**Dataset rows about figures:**
--- --- ---

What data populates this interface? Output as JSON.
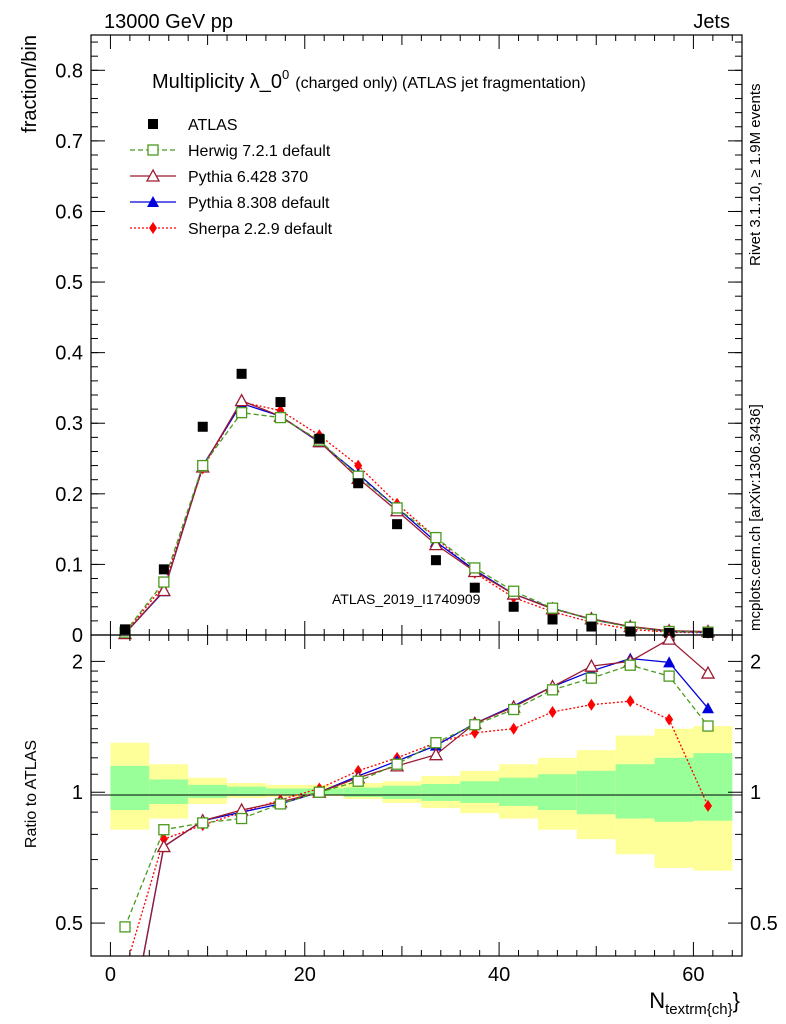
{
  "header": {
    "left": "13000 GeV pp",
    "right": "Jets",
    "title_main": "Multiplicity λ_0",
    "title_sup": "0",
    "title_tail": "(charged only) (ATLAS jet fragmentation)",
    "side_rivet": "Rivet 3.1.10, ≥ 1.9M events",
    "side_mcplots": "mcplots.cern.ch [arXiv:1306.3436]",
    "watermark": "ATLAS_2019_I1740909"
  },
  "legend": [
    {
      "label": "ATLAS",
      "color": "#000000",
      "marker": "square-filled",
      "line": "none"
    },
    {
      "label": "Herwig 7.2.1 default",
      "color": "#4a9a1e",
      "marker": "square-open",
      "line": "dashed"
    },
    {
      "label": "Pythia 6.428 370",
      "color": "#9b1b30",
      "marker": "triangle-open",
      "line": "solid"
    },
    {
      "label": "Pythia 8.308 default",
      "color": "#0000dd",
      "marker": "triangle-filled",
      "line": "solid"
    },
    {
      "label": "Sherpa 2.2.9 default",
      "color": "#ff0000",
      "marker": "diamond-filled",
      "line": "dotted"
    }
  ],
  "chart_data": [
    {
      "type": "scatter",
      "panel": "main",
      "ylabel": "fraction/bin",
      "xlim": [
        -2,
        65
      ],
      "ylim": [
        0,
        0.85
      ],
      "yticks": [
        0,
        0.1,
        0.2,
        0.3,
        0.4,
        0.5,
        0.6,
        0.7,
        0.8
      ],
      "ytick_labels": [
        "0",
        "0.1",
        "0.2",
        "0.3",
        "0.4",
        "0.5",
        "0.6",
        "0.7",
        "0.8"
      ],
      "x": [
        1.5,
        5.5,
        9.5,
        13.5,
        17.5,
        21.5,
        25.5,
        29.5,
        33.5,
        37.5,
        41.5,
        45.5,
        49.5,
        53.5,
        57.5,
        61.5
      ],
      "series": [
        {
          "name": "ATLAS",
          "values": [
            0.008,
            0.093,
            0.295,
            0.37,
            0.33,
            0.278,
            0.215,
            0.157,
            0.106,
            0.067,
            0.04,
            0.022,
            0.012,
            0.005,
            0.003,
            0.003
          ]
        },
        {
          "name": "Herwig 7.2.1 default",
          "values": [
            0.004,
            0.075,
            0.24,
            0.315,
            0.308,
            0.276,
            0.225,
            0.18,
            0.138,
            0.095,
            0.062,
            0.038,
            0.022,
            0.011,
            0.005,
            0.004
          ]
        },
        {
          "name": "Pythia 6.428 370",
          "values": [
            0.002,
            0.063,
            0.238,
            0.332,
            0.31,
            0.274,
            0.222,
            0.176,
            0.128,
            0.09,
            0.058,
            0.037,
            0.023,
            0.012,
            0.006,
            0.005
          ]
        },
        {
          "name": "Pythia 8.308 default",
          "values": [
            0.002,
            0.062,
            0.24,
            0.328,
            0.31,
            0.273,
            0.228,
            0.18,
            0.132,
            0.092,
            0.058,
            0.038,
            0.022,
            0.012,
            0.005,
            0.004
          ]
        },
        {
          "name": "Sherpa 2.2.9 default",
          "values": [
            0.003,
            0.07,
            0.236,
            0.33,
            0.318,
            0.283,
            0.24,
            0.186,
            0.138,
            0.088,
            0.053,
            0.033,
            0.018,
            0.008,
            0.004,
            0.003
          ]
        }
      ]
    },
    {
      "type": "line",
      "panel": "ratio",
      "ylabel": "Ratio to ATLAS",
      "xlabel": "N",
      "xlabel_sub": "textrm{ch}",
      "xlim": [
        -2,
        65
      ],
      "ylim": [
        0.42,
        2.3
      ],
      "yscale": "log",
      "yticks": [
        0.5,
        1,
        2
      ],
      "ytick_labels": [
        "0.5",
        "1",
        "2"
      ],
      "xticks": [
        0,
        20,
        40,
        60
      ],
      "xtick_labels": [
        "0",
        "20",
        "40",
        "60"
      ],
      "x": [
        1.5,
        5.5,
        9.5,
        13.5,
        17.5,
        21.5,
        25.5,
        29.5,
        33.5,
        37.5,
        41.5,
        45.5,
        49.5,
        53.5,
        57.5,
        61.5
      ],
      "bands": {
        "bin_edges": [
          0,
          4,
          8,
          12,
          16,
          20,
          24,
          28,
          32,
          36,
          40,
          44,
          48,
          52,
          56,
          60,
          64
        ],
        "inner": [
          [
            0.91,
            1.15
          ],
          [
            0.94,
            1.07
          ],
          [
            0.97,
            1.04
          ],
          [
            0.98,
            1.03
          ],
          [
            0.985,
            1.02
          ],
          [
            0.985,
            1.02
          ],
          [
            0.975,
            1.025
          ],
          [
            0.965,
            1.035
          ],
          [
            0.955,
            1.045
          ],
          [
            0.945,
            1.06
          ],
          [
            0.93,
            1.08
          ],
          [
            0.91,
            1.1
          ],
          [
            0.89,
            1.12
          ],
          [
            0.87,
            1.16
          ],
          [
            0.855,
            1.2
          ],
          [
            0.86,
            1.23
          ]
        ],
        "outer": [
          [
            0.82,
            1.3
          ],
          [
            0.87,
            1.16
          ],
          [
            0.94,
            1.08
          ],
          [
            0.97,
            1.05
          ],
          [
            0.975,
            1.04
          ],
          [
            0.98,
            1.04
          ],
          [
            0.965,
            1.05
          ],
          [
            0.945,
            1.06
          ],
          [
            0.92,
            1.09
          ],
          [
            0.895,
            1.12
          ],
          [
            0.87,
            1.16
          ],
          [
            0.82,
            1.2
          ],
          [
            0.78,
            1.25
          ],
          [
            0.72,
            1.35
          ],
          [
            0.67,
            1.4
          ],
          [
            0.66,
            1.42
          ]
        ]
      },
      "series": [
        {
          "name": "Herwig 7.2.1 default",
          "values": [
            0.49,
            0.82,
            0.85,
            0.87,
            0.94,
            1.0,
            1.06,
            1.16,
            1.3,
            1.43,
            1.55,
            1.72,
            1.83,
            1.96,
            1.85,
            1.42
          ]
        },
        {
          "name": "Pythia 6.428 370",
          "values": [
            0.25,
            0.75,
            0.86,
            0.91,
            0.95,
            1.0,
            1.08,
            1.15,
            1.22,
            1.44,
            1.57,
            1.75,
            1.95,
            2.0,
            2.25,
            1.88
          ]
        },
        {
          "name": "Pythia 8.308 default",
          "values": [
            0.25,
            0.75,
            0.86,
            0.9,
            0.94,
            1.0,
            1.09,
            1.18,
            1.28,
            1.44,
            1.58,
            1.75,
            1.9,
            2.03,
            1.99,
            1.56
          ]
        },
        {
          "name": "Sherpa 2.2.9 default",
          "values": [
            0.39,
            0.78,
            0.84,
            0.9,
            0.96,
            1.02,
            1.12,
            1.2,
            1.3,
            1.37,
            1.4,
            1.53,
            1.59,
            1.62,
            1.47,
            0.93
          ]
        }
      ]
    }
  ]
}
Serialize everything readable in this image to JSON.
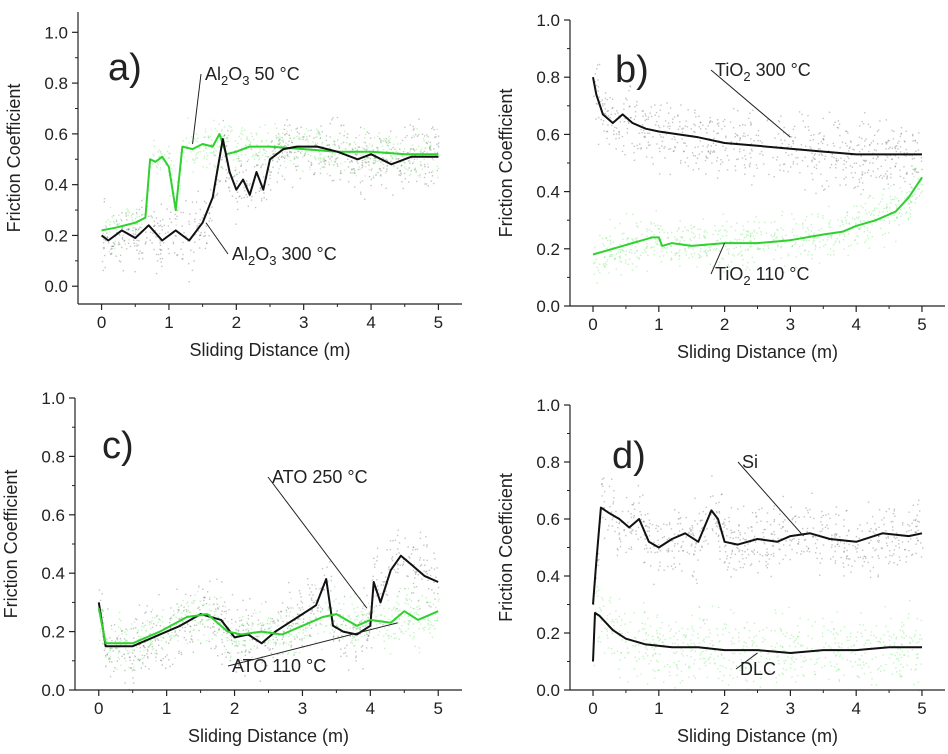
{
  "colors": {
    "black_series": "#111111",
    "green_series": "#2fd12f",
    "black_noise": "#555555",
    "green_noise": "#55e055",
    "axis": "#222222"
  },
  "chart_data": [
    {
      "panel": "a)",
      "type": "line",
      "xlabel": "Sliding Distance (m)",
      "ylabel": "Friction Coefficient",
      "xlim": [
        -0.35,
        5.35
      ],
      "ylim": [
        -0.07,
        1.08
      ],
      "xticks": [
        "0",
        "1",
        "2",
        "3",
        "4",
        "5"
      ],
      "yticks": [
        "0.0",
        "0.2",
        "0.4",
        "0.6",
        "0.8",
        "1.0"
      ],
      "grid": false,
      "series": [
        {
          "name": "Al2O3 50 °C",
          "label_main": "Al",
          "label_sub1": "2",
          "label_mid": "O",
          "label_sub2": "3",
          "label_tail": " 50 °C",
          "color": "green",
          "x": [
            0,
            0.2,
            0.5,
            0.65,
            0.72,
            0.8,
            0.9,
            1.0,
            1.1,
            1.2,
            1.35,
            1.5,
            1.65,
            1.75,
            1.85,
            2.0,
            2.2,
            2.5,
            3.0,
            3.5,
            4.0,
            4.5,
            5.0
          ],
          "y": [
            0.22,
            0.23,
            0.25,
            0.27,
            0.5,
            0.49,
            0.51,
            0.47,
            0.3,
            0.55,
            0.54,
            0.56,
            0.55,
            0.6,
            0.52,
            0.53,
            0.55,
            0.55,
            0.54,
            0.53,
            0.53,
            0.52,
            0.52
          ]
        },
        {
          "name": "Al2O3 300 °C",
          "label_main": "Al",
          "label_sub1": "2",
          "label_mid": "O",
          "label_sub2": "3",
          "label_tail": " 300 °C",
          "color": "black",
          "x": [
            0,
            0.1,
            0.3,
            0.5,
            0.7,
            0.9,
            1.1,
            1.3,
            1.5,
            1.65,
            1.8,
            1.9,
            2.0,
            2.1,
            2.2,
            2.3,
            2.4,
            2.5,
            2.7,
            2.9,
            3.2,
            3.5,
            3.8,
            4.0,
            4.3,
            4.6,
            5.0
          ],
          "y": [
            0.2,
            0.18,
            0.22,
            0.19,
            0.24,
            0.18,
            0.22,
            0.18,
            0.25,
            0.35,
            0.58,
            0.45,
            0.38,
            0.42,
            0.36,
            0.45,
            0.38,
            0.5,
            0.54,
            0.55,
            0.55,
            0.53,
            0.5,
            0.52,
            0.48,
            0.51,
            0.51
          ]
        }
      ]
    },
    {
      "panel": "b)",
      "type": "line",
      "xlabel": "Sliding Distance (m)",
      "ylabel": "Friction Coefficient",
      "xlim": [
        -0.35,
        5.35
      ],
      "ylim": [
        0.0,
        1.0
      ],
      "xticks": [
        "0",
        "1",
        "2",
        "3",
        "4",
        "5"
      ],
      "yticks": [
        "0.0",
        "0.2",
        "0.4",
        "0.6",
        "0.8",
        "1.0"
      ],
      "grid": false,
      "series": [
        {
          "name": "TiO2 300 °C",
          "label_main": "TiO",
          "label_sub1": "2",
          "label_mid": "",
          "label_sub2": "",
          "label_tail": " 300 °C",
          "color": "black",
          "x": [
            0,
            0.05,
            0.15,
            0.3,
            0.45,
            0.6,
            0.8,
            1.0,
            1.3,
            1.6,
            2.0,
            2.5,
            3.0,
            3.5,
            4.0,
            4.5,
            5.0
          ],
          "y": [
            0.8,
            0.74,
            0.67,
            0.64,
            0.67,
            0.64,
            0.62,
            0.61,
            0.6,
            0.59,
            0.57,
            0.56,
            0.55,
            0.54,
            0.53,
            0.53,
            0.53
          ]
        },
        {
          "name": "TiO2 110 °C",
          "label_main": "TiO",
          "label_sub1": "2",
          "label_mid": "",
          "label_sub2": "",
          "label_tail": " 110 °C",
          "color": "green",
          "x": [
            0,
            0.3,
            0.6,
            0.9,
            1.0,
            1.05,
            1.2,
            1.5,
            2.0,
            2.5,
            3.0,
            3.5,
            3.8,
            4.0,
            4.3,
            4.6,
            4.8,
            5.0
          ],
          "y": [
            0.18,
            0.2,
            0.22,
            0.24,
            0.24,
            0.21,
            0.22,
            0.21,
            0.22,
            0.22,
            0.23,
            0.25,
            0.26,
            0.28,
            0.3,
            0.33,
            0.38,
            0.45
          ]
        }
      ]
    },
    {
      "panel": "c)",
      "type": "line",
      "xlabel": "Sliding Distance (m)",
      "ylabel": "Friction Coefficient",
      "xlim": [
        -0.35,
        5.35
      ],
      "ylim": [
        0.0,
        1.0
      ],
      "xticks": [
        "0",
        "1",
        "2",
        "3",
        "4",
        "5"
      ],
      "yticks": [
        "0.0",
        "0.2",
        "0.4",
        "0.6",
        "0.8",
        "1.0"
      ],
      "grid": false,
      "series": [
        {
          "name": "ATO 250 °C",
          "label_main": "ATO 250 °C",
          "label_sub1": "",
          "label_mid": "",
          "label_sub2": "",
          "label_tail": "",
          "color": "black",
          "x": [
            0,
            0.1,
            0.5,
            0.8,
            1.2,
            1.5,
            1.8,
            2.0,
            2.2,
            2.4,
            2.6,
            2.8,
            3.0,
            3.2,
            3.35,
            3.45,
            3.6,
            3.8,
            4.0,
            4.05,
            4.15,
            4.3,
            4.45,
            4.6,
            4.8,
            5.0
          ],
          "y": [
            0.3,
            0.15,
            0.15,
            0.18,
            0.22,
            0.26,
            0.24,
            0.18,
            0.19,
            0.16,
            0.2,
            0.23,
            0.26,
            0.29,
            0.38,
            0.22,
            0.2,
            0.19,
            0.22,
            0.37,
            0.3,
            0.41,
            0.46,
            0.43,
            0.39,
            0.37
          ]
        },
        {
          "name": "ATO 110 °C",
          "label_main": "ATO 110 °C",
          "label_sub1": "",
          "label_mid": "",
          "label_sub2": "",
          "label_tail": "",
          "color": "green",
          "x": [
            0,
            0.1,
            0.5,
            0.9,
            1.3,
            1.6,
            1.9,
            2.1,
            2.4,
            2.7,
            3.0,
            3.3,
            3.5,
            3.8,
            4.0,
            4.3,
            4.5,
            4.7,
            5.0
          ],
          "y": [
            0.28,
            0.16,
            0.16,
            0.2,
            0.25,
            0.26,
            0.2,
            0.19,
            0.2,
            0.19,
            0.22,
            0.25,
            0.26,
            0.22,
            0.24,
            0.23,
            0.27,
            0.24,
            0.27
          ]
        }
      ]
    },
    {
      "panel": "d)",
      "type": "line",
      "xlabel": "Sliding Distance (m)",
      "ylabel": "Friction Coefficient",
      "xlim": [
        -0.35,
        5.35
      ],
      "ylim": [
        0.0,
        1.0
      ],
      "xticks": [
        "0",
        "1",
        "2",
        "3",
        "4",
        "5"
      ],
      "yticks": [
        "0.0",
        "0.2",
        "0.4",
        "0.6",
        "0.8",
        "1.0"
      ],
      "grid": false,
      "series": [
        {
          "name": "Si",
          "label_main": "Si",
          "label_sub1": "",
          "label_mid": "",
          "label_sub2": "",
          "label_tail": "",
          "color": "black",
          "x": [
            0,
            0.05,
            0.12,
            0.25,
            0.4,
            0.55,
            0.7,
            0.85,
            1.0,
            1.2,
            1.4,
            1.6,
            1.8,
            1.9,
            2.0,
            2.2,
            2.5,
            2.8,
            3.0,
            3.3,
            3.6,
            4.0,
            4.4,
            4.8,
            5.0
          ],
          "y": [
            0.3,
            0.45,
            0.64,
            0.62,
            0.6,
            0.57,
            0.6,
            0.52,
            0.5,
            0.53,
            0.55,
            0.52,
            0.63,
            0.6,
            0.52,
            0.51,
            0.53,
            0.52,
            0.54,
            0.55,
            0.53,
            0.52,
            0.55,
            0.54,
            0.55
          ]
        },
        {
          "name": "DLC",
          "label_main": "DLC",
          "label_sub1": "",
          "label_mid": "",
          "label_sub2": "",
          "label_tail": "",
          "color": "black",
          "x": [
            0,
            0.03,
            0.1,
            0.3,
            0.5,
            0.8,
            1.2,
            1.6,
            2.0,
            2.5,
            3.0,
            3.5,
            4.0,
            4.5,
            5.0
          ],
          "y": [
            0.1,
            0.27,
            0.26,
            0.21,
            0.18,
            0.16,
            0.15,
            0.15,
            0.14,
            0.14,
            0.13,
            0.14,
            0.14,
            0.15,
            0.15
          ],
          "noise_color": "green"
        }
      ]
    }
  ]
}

--- --- ---

**Exercise instructions:** Copy each line from the records above that includes the string "open".

**Solved exercise:**
      "marker": "square-open",
      "marker": "triangle-open",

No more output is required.